• _Short task_
Look through the records and report how many lines include the word "color", with no other words.

Recorded data
------------------------------------------------------------------------
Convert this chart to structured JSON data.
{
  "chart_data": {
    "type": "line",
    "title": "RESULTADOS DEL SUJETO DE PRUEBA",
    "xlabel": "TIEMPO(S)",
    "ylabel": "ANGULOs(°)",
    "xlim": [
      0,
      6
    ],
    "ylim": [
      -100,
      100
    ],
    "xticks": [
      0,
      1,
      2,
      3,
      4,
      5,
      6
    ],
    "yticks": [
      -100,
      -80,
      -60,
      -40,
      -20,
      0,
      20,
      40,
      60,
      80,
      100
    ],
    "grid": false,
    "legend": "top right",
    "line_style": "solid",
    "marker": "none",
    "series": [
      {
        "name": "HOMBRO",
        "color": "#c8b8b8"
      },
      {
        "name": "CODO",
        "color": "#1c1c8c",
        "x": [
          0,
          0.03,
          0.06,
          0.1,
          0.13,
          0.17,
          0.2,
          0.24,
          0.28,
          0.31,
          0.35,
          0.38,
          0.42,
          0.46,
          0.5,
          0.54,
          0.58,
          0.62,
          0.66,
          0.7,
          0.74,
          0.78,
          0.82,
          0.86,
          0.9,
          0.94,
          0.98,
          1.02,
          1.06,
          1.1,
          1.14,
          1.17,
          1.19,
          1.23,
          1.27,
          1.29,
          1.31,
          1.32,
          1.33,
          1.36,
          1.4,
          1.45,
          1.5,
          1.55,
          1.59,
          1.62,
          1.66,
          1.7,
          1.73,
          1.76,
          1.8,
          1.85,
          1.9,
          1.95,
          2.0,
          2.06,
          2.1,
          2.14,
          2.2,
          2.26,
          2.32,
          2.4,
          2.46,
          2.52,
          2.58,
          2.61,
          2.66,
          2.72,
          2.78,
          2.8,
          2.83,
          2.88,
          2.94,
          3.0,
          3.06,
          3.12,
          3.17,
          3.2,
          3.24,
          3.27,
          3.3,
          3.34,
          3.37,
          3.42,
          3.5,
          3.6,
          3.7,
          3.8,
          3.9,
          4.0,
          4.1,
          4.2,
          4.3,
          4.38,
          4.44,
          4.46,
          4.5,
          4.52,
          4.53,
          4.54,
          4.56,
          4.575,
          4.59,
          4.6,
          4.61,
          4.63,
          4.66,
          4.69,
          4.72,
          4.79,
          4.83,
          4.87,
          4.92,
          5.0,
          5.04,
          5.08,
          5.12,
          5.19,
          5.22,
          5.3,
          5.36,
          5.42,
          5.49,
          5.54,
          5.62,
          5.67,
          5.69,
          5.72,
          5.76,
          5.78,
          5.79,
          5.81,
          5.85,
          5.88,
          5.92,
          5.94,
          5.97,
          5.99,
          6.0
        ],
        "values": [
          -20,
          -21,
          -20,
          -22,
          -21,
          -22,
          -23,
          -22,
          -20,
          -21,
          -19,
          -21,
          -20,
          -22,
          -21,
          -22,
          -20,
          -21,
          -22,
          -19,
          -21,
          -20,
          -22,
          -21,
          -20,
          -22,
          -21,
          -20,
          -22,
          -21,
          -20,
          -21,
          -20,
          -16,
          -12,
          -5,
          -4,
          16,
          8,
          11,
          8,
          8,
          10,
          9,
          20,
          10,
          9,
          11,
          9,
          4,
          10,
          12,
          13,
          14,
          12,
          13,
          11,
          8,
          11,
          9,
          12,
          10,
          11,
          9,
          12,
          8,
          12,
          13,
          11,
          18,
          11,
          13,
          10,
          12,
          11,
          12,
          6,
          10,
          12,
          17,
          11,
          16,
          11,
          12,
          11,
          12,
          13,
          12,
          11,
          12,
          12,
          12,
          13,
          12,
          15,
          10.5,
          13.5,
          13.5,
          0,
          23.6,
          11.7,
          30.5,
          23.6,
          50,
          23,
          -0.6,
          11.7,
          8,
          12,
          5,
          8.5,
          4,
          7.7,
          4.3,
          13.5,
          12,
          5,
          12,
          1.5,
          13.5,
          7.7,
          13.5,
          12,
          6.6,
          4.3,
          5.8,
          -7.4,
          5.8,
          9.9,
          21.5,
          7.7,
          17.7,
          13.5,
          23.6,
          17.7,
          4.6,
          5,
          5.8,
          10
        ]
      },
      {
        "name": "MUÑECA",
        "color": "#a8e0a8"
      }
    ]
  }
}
------------------------------------------------------------------------
• _Solution to this exercise_
3